▸ **Task goal**
Omit the pictures and retype only the lines from the one containing "Output a JSON" through the end of the listing, both ends included.

— START OF The records —

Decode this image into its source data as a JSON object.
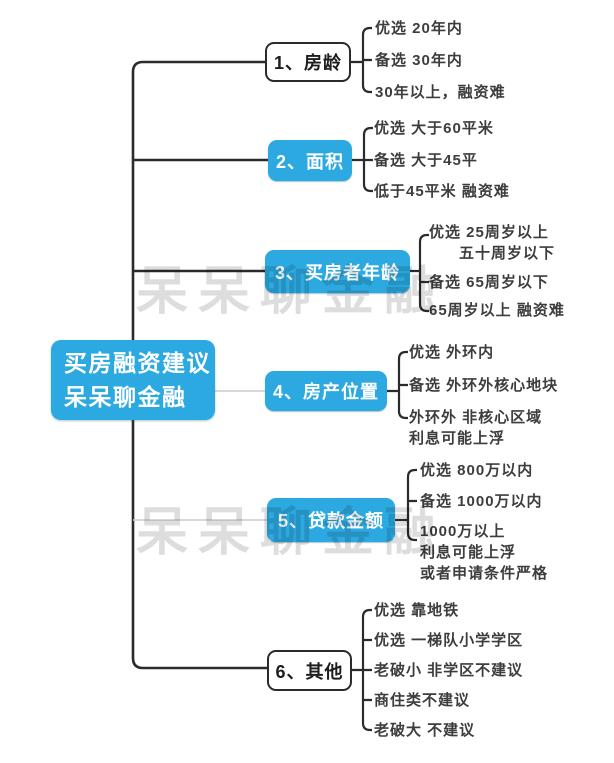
{
  "root": {
    "lines": [
      "买房融资建议",
      "呆呆聊金融"
    ]
  },
  "watermark": "呆呆聊金融",
  "colors": {
    "node_blue": "#2BA9E0",
    "line_dark": "#2b2b2b",
    "line_light": "#cccccc",
    "leaf_text": "#3d3d3d",
    "watermark_gray": "#d9d9d9"
  },
  "branches": [
    {
      "label": "1、房龄",
      "leaves": [
        [
          "优选 20年内"
        ],
        [
          "备选 30年内"
        ],
        [
          "30年以上，融资难"
        ]
      ]
    },
    {
      "label": "2、面积",
      "leaves": [
        [
          "优选 大于60平米"
        ],
        [
          "备选 大于45平"
        ],
        [
          "低于45平米 融资难"
        ]
      ]
    },
    {
      "label": "3、买房者年龄",
      "leaves": [
        [
          "优选 25周岁以上",
          "五十周岁以下"
        ],
        [
          "备选 65周岁以下"
        ],
        [
          "65周岁以上 融资难"
        ]
      ]
    },
    {
      "label": "4、房产位置",
      "leaves": [
        [
          "优选 外环内"
        ],
        [
          "备选 外环外核心地块"
        ],
        [
          "外环外 非核心区域",
          "利息可能上浮"
        ]
      ]
    },
    {
      "label": "5、贷款金额",
      "leaves": [
        [
          "优选 800万以内"
        ],
        [
          "备选 1000万以内"
        ],
        [
          "1000万以上",
          "利息可能上浮",
          "或者申请条件严格"
        ]
      ]
    },
    {
      "label": "6、其他",
      "leaves": [
        [
          "优选 靠地铁"
        ],
        [
          "优选 一梯队小学学区"
        ],
        [
          "老破小 非学区不建议"
        ],
        [
          "商住类不建议"
        ],
        [
          "老破大 不建议"
        ]
      ]
    }
  ]
}
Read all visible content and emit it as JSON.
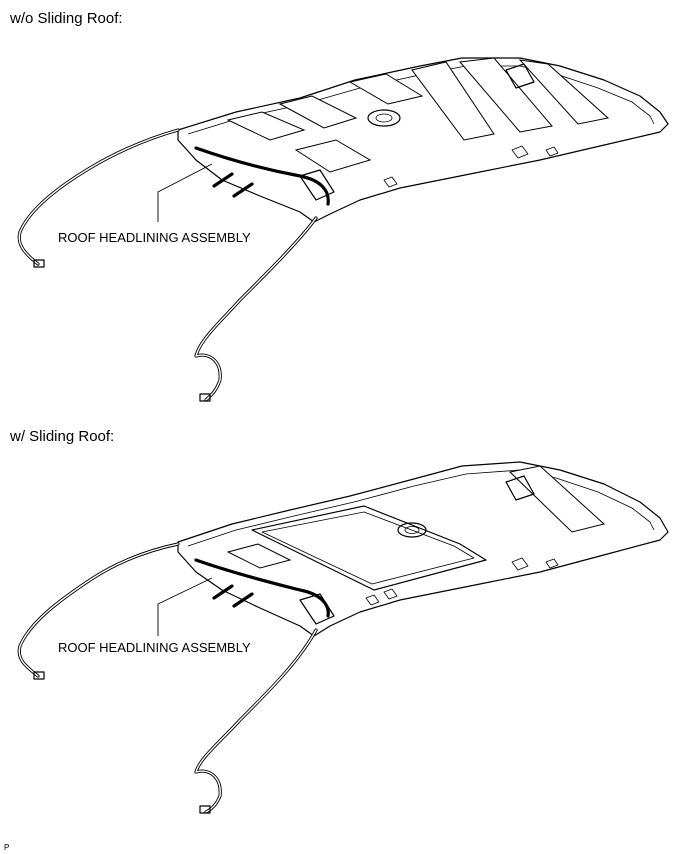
{
  "diagrams": [
    {
      "title": "w/o Sliding Roof:",
      "callout": "ROOF HEADLINING ASSEMBLY"
    },
    {
      "title": "w/ Sliding Roof:",
      "callout": "ROOF HEADLINING ASSEMBLY"
    }
  ],
  "figure_code": "P",
  "icons": [
    "roof-headlining-without-sliding-roof-illustration",
    "roof-headlining-with-sliding-roof-illustration"
  ]
}
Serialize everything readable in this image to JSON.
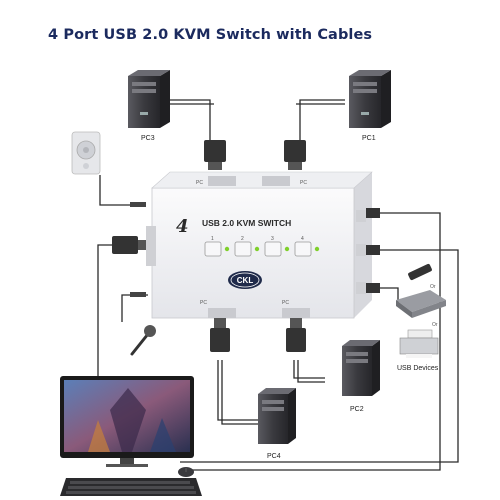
{
  "title": "4 Port USB 2.0 KVM Switch with Cables",
  "device": {
    "port_count_mark": "4",
    "model_text": "USB 2.0 KVM SWITCH",
    "logo_text": "CKL",
    "port_buttons": [
      "1",
      "2",
      "3",
      "4"
    ]
  },
  "pcs": {
    "pc1": "PC1",
    "pc2": "PC2",
    "pc3": "PC3",
    "pc4": "PC4"
  },
  "usb": {
    "or_label_1": "Or",
    "or_label_2": "Or",
    "devices_label": "USB Devices"
  },
  "colors": {
    "title": "#1b2a5e",
    "switch_body": "#f4f4f6",
    "tower": "#3a3a3e",
    "cable": "#2b2b2b",
    "led": "#7fd02b"
  }
}
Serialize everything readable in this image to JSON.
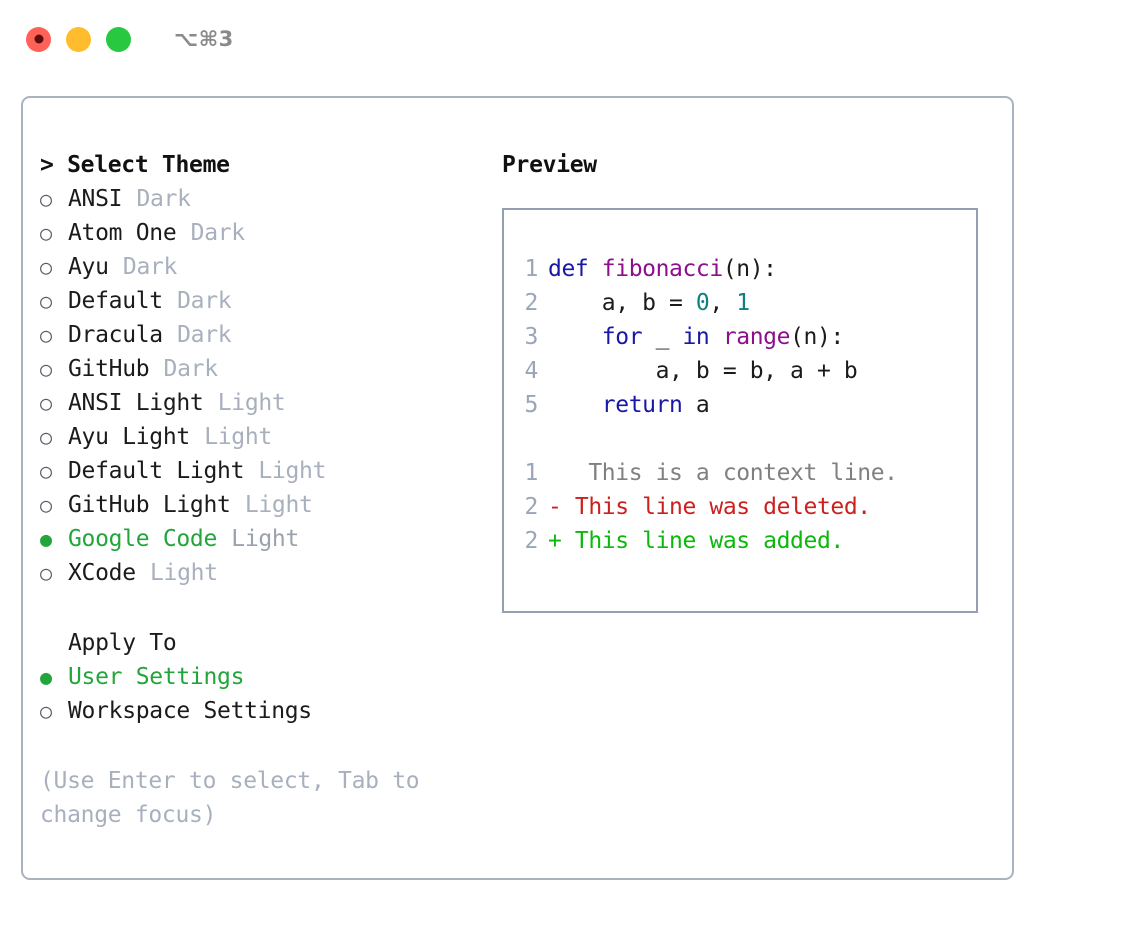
{
  "window": {
    "shortcut_hint": "⌥⌘3",
    "traffic_lights": [
      "close",
      "minimize",
      "zoom"
    ]
  },
  "theme_picker": {
    "header": "> Select Theme",
    "bullet_selected": "●",
    "bullet_unselected": "○",
    "selected_theme": "Google Code",
    "accent_color": "#22a53a",
    "items": [
      {
        "bullet": "○",
        "label": "ANSI",
        "variant": "Dark",
        "selected": false
      },
      {
        "bullet": "○",
        "label": "Atom One",
        "variant": "Dark",
        "selected": false
      },
      {
        "bullet": "○",
        "label": "Ayu",
        "variant": "Dark",
        "selected": false
      },
      {
        "bullet": "○",
        "label": "Default",
        "variant": "Dark",
        "selected": false
      },
      {
        "bullet": "○",
        "label": "Dracula",
        "variant": "Dark",
        "selected": false
      },
      {
        "bullet": "○",
        "label": "GitHub",
        "variant": "Dark",
        "selected": false
      },
      {
        "bullet": "○",
        "label": "ANSI Light",
        "variant": "Light",
        "selected": false
      },
      {
        "bullet": "○",
        "label": "Ayu Light",
        "variant": "Light",
        "selected": false
      },
      {
        "bullet": "○",
        "label": "Default Light",
        "variant": "Light",
        "selected": false
      },
      {
        "bullet": "○",
        "label": "GitHub Light",
        "variant": "Light",
        "selected": false
      },
      {
        "bullet": "●",
        "label": "Google Code",
        "variant": "Light",
        "selected": true
      },
      {
        "bullet": "○",
        "label": "XCode",
        "variant": "Light",
        "selected": false
      }
    ]
  },
  "apply_to": {
    "header": "Apply To",
    "selected_option": "User Settings",
    "items": [
      {
        "bullet": "●",
        "label": "User Settings",
        "selected": true
      },
      {
        "bullet": "○",
        "label": "Workspace Settings",
        "selected": false
      }
    ]
  },
  "hint": "(Use Enter to select, Tab to change focus)",
  "preview": {
    "title": "Preview",
    "code_lines": [
      {
        "number": "1",
        "tokens": [
          {
            "text": "def ",
            "kind": "kw"
          },
          {
            "text": "fibonacci",
            "kind": "fn"
          },
          {
            "text": "(n):",
            "kind": "plain"
          }
        ]
      },
      {
        "number": "2",
        "tokens": [
          {
            "text": "    a, b = ",
            "kind": "plain"
          },
          {
            "text": "0",
            "kind": "num"
          },
          {
            "text": ", ",
            "kind": "plain"
          },
          {
            "text": "1",
            "kind": "num"
          }
        ]
      },
      {
        "number": "3",
        "tokens": [
          {
            "text": "    ",
            "kind": "plain"
          },
          {
            "text": "for",
            "kind": "kw"
          },
          {
            "text": " _ ",
            "kind": "plain"
          },
          {
            "text": "in",
            "kind": "kw"
          },
          {
            "text": " ",
            "kind": "plain"
          },
          {
            "text": "range",
            "kind": "fn"
          },
          {
            "text": "(n):",
            "kind": "plain"
          }
        ]
      },
      {
        "number": "4",
        "tokens": [
          {
            "text": "        a, b = b, a + b",
            "kind": "plain"
          }
        ]
      },
      {
        "number": "5",
        "tokens": [
          {
            "text": "    ",
            "kind": "plain"
          },
          {
            "text": "return",
            "kind": "kw"
          },
          {
            "text": " a",
            "kind": "plain"
          }
        ]
      }
    ],
    "diff_lines": [
      {
        "number": "1",
        "marker": " ",
        "text": "  This is a context line.",
        "kind": "ctx"
      },
      {
        "number": "2",
        "marker": "-",
        "text": " This line was deleted.",
        "kind": "del"
      },
      {
        "number": "2",
        "marker": "+",
        "text": " This line was added.",
        "kind": "add"
      }
    ]
  },
  "colors": {
    "accent_green": "#22a53a",
    "keyword_blue": "#1717a8",
    "function_purple": "#8c0f8c",
    "number_teal": "#0f7f7f",
    "diff_added": "#0cb80c",
    "diff_deleted": "#cc1f1f",
    "diff_context": "#808080",
    "muted": "#a8b0bd",
    "border": "#aab2c0"
  }
}
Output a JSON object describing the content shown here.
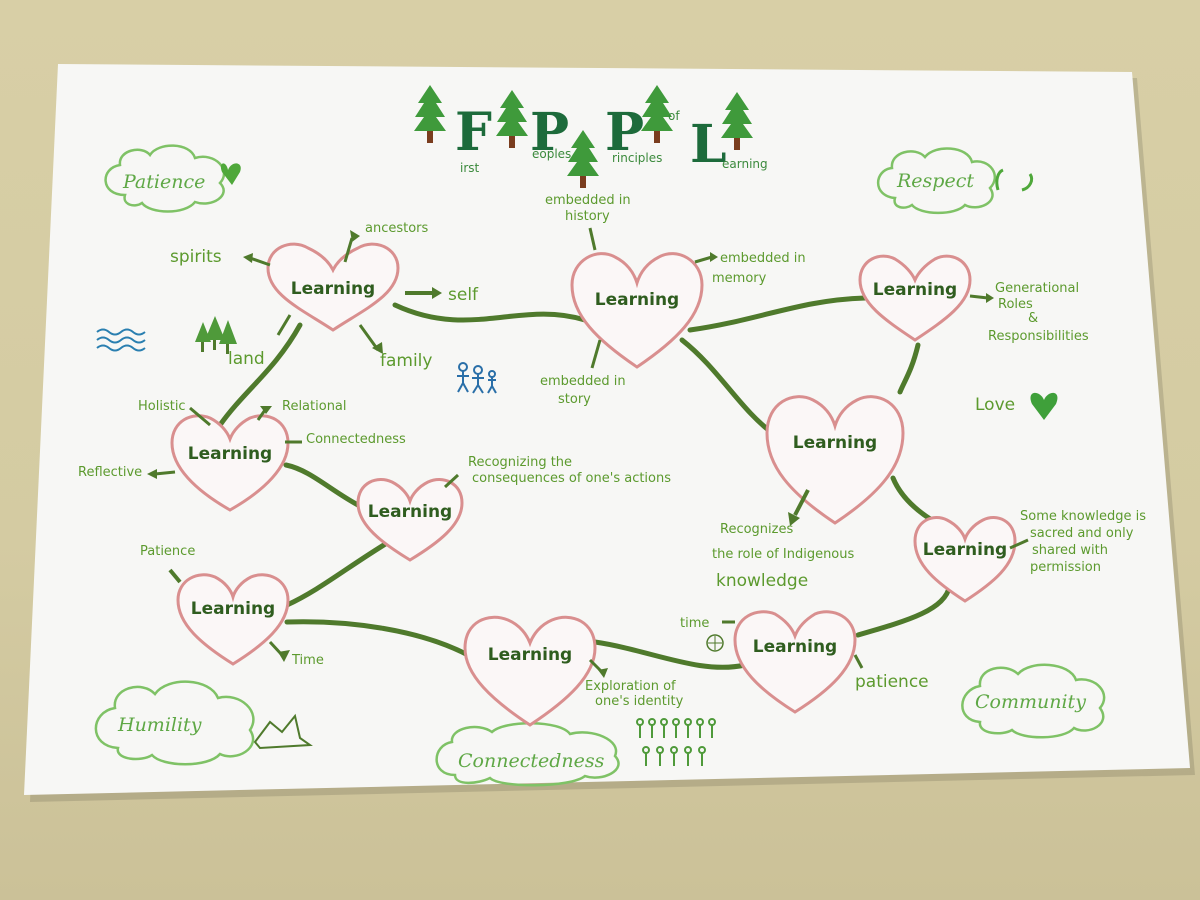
{
  "title": {
    "letters": [
      "F",
      "P",
      "P",
      "L"
    ],
    "small": [
      "irst",
      "eoples",
      "rinciples",
      "of",
      "earning"
    ]
  },
  "clouds": {
    "patience": "Patience",
    "respect": "Respect",
    "humility": "Humility",
    "community": "Community",
    "connectedness": "Connectedness"
  },
  "love": "Love",
  "nodes": {
    "n1": "Learning",
    "n2": "Learning",
    "n3": "Learning",
    "n4": "Learning",
    "n5": "Learning",
    "n6": "Learning",
    "n7": "Learning",
    "n8": "Learning",
    "n9": "Learning",
    "n10": "Learning"
  },
  "notes": {
    "ancestors": "ancestors",
    "spirits": "spirits",
    "self": "self",
    "land": "land",
    "family": "family",
    "history1": "embedded in",
    "history2": "history",
    "memory1": "embedded in",
    "memory2": "memory",
    "story1": "embedded in",
    "story2": "story",
    "gen1": "Generational",
    "gen2": "Roles",
    "gen3": "&",
    "gen4": "Responsibilities",
    "holistic": "Holistic",
    "relational": "Relational",
    "connectedness": "Connectedness",
    "reflective": "Reflective",
    "conseq1": "Recognizing the",
    "conseq2": "consequences of one's actions",
    "indig1": "Recognizes",
    "indig2": "the role of Indigenous",
    "indig3": "knowledge",
    "sacred1": "Some knowledge is",
    "sacred2": "sacred and only",
    "sacred3": "shared with",
    "sacred4": "permission",
    "patience_note": "Patience",
    "time": "Time",
    "explore1": "Exploration of",
    "explore2": "one's identity",
    "time2": "time",
    "patience2": "patience"
  }
}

— END OF The records —

▸ **The answer**
Output a JSON object describing the content shown here.
{
  "title": {
    "letters": [
      "F",
      "P",
      "P",
      "L"
    ],
    "small": [
      "irst",
      "eoples",
      "rinciples",
      "of",
      "earning"
    ]
  },
  "clouds": {
    "patience": "Patience",
    "respect": "Respect",
    "humility": "Humility",
    "community": "Community",
    "connectedness": "Connectedness"
  },
  "love": "Love",
  "nodes": {
    "n1": "Learning",
    "n2": "Learning",
    "n3": "Learning",
    "n4": "Learning",
    "n5": "Learning",
    "n6": "Learning",
    "n7": "Learning",
    "n8": "Learning",
    "n9": "Learning",
    "n10": "Learning"
  },
  "notes": {
    "ancestors": "ancestors",
    "spirits": "spirits",
    "self": "self",
    "land": "land",
    "family": "family",
    "history1": "embedded in",
    "history2": "history",
    "memory1": "embedded in",
    "memory2": "memory",
    "story1": "embedded in",
    "story2": "story",
    "gen1": "Generational",
    "gen2": "Roles",
    "gen3": "&",
    "gen4": "Responsibilities",
    "holistic": "Holistic",
    "relational": "Relational",
    "connectedness": "Connectedness",
    "reflective": "Reflective",
    "conseq1": "Recognizing the",
    "conseq2": "consequences of one's actions",
    "indig1": "Recognizes",
    "indig2": "the role of Indigenous",
    "indig3": "knowledge",
    "sacred1": "Some knowledge is",
    "sacred2": "sacred and only",
    "sacred3": "shared with",
    "sacred4": "permission",
    "patience_note": "Patience",
    "time": "Time",
    "explore1": "Exploration of",
    "explore2": "one's identity",
    "time2": "time",
    "patience2": "patience"
  }
}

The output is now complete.